▶ **The exercise**
Repeat the material verbatim and drop the pictures.
>> Start Input material
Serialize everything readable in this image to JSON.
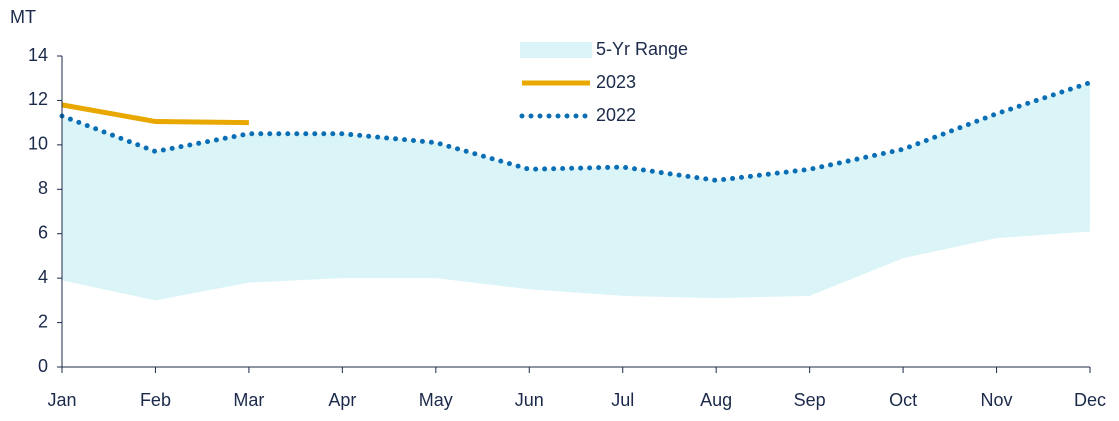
{
  "chart_data": {
    "type": "line",
    "y_label": "MT",
    "categories": [
      "Jan",
      "Feb",
      "Mar",
      "Apr",
      "May",
      "Jun",
      "Jul",
      "Aug",
      "Sep",
      "Oct",
      "Nov",
      "Dec"
    ],
    "ylim": [
      0,
      14
    ],
    "yticks": [
      0,
      2,
      4,
      6,
      8,
      10,
      12,
      14
    ],
    "series": [
      {
        "name": "5-Yr Range",
        "color": "#dbf4f8",
        "kind": "range",
        "values": [
          11.3,
          9.7,
          10.5,
          10.5,
          10.1,
          8.9,
          9.0,
          8.4,
          8.9,
          9.8,
          11.4,
          12.8
        ],
        "lower": [
          3.9,
          3.0,
          3.8,
          4.0,
          4.0,
          3.5,
          3.2,
          3.1,
          3.2,
          4.9,
          5.8,
          6.1
        ]
      },
      {
        "name": "2023",
        "color": "#e8a800",
        "kind": "solid",
        "values": [
          11.8,
          11.05,
          11.0,
          null,
          null,
          null,
          null,
          null,
          null,
          null,
          null,
          null
        ]
      },
      {
        "name": "2022",
        "color": "#0a6eb4",
        "kind": "dotted",
        "values": [
          11.3,
          9.7,
          10.5,
          10.5,
          10.1,
          8.9,
          9.0,
          8.4,
          8.9,
          9.8,
          11.4,
          12.8
        ]
      }
    ]
  }
}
>> End Input material
▶ **Task result**
Serialize everything readable in this image to JSON.
{
  "chart_data": {
    "type": "line",
    "y_label": "MT",
    "categories": [
      "Jan",
      "Feb",
      "Mar",
      "Apr",
      "May",
      "Jun",
      "Jul",
      "Aug",
      "Sep",
      "Oct",
      "Nov",
      "Dec"
    ],
    "ylim": [
      0,
      14
    ],
    "yticks": [
      0,
      2,
      4,
      6,
      8,
      10,
      12,
      14
    ],
    "series": [
      {
        "name": "5-Yr Range",
        "color": "#dbf4f8",
        "kind": "range",
        "values": [
          11.3,
          9.7,
          10.5,
          10.5,
          10.1,
          8.9,
          9.0,
          8.4,
          8.9,
          9.8,
          11.4,
          12.8
        ],
        "lower": [
          3.9,
          3.0,
          3.8,
          4.0,
          4.0,
          3.5,
          3.2,
          3.1,
          3.2,
          4.9,
          5.8,
          6.1
        ]
      },
      {
        "name": "2023",
        "color": "#e8a800",
        "kind": "solid",
        "values": [
          11.8,
          11.05,
          11.0,
          null,
          null,
          null,
          null,
          null,
          null,
          null,
          null,
          null
        ]
      },
      {
        "name": "2022",
        "color": "#0a6eb4",
        "kind": "dotted",
        "values": [
          11.3,
          9.7,
          10.5,
          10.5,
          10.1,
          8.9,
          9.0,
          8.4,
          8.9,
          9.8,
          11.4,
          12.8
        ]
      }
    ]
  }
}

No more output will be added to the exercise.